→ SET EXERCISE
Give only the number of lines where "zwierzęta" occurs.

[Data entries]
+++
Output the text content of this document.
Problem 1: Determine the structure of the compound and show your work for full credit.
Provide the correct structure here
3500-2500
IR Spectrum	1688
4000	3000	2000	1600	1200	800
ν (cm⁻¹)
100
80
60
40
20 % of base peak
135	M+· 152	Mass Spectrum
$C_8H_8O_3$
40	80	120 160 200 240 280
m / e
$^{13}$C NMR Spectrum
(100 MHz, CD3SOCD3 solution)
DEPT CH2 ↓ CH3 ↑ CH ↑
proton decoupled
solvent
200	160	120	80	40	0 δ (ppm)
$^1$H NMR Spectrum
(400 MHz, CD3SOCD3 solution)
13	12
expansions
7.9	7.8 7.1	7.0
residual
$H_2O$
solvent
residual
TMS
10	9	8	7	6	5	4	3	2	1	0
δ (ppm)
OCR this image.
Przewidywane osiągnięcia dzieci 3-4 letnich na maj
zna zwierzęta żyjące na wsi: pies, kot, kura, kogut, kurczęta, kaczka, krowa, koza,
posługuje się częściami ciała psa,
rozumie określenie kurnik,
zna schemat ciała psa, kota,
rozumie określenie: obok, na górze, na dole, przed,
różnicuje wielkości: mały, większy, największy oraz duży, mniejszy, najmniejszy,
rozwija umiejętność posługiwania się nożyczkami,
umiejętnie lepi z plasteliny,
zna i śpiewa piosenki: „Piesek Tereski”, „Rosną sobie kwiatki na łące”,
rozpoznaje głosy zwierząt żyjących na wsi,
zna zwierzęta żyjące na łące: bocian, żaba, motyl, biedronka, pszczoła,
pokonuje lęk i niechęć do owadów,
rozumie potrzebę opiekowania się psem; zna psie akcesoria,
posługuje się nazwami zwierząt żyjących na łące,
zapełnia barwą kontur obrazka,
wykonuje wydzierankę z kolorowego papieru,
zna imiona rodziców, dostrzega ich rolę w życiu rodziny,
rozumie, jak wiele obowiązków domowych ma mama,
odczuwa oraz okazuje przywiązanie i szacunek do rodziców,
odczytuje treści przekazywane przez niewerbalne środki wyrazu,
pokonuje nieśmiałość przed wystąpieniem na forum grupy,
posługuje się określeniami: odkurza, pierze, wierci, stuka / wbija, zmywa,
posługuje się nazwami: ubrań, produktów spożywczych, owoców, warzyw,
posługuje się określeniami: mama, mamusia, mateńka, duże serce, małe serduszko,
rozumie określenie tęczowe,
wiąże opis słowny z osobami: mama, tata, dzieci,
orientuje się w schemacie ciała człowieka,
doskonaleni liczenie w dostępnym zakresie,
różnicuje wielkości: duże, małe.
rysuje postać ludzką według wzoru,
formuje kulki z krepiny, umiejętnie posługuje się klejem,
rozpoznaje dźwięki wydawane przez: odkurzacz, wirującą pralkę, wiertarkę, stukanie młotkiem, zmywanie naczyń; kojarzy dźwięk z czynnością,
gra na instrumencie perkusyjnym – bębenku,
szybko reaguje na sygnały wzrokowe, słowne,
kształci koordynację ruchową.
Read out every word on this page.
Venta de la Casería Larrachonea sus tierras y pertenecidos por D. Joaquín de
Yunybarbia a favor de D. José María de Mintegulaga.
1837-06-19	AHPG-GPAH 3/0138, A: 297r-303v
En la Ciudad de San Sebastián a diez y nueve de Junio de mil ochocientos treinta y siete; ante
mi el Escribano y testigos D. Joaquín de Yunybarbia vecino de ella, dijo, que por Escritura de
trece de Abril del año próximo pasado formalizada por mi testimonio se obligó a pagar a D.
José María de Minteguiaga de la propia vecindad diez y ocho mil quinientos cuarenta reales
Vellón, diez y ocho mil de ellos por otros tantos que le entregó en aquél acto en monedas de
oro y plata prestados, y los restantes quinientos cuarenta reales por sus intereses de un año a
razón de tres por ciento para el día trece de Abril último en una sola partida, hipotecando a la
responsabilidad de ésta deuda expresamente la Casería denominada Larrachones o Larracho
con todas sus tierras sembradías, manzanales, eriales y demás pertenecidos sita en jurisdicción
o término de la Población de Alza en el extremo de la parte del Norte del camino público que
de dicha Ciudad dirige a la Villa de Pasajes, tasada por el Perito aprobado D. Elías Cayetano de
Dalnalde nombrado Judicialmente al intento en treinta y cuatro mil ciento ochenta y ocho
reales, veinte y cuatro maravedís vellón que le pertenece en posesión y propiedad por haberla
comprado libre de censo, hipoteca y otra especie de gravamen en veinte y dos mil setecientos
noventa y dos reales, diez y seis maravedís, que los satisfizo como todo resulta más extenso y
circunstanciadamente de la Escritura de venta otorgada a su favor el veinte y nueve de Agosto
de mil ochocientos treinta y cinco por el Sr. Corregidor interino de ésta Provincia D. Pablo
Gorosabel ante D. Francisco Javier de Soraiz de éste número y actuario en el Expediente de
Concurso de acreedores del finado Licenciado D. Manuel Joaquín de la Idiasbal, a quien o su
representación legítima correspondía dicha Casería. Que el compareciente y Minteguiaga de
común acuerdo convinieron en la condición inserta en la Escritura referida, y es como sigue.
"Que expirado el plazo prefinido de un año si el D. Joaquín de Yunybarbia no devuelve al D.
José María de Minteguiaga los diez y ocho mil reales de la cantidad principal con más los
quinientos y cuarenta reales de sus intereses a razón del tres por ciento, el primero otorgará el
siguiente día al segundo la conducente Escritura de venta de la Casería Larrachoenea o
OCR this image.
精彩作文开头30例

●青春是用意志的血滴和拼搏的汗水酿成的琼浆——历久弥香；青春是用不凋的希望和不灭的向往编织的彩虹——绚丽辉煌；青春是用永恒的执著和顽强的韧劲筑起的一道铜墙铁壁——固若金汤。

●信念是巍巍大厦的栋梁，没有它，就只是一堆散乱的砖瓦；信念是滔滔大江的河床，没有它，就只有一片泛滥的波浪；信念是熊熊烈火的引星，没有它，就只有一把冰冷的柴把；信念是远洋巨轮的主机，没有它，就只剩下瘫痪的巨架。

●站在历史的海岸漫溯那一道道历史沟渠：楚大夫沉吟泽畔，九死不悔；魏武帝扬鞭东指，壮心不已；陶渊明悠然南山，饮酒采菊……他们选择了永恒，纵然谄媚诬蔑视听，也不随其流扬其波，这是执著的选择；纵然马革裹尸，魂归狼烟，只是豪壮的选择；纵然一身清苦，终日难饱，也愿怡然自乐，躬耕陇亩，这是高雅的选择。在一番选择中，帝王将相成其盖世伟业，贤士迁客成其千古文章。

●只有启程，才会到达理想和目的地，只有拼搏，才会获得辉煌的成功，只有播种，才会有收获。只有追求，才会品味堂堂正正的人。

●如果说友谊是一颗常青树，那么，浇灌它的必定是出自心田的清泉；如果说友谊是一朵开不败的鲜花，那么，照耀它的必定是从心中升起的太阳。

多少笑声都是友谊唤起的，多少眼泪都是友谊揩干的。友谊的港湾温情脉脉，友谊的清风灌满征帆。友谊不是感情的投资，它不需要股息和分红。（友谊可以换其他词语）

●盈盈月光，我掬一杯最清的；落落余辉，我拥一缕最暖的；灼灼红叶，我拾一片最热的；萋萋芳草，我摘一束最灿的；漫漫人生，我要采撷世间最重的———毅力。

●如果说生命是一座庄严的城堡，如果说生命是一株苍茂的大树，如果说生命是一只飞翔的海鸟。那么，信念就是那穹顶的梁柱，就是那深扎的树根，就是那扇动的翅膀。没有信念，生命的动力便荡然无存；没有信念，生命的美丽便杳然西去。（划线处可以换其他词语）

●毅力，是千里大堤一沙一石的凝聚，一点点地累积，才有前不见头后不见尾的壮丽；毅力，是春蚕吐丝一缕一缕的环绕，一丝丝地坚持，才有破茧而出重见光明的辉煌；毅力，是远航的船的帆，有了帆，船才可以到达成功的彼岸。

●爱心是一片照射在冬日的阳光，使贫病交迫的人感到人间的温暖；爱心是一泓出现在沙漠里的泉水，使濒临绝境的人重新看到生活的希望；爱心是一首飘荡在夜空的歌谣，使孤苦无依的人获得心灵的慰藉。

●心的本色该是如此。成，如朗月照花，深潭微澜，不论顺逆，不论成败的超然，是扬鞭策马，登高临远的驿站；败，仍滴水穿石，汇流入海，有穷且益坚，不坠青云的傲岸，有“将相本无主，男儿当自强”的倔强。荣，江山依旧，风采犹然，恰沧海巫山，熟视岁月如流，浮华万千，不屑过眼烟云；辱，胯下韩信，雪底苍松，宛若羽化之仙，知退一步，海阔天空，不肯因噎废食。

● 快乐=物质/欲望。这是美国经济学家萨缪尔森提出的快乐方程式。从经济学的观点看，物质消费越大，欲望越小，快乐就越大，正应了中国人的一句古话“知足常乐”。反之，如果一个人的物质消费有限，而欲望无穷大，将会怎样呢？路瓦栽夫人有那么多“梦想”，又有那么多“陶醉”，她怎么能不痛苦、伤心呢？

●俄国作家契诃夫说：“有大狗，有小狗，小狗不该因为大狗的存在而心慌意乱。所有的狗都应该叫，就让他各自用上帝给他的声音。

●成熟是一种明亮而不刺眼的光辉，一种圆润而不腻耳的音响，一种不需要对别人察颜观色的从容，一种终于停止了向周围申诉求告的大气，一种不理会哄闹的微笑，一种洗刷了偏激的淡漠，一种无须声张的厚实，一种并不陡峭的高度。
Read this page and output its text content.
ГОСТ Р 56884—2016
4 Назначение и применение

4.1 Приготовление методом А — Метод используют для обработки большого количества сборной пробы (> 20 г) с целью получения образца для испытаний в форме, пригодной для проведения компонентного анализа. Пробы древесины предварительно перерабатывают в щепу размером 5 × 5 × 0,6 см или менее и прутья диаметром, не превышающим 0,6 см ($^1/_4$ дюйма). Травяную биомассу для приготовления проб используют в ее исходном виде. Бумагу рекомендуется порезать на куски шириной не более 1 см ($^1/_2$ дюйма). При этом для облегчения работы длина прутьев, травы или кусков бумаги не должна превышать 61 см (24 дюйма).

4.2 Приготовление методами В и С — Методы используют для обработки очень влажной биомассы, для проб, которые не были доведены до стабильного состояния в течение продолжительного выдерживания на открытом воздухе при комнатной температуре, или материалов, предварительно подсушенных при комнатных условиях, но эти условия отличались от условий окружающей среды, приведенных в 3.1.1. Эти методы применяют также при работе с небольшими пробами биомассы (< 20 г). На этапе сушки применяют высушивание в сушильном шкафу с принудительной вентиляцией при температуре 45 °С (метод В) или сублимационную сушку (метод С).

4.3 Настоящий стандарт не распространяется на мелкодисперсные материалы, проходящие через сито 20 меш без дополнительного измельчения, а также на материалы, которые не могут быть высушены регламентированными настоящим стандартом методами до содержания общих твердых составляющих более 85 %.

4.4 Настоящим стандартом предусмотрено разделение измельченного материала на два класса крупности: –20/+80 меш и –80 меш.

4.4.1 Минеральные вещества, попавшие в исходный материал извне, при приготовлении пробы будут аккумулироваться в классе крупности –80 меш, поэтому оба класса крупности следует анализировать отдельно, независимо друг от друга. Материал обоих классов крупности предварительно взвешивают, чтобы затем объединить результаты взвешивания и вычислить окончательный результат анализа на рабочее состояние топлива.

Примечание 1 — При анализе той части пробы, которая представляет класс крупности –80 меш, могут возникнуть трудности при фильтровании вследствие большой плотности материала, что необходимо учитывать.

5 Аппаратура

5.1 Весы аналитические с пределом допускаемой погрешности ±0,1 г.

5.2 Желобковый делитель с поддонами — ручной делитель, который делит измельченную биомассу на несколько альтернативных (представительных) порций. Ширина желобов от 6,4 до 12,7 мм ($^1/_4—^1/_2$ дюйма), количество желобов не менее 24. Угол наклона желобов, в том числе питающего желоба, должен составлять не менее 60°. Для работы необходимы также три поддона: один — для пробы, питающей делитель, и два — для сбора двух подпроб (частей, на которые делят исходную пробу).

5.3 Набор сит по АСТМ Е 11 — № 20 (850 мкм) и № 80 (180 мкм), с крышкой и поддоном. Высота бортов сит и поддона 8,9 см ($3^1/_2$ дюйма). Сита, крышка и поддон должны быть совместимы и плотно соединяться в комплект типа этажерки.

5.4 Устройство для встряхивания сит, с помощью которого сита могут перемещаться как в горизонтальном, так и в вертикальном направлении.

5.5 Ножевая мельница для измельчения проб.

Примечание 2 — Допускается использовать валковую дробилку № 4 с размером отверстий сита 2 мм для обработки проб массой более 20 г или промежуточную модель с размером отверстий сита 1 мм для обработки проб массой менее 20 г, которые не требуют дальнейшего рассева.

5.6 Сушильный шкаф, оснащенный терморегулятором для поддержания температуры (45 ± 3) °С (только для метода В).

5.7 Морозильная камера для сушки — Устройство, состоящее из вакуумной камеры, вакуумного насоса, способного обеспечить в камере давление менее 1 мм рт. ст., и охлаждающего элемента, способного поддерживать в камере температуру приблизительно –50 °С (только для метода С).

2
+++
→ THE RESULT
2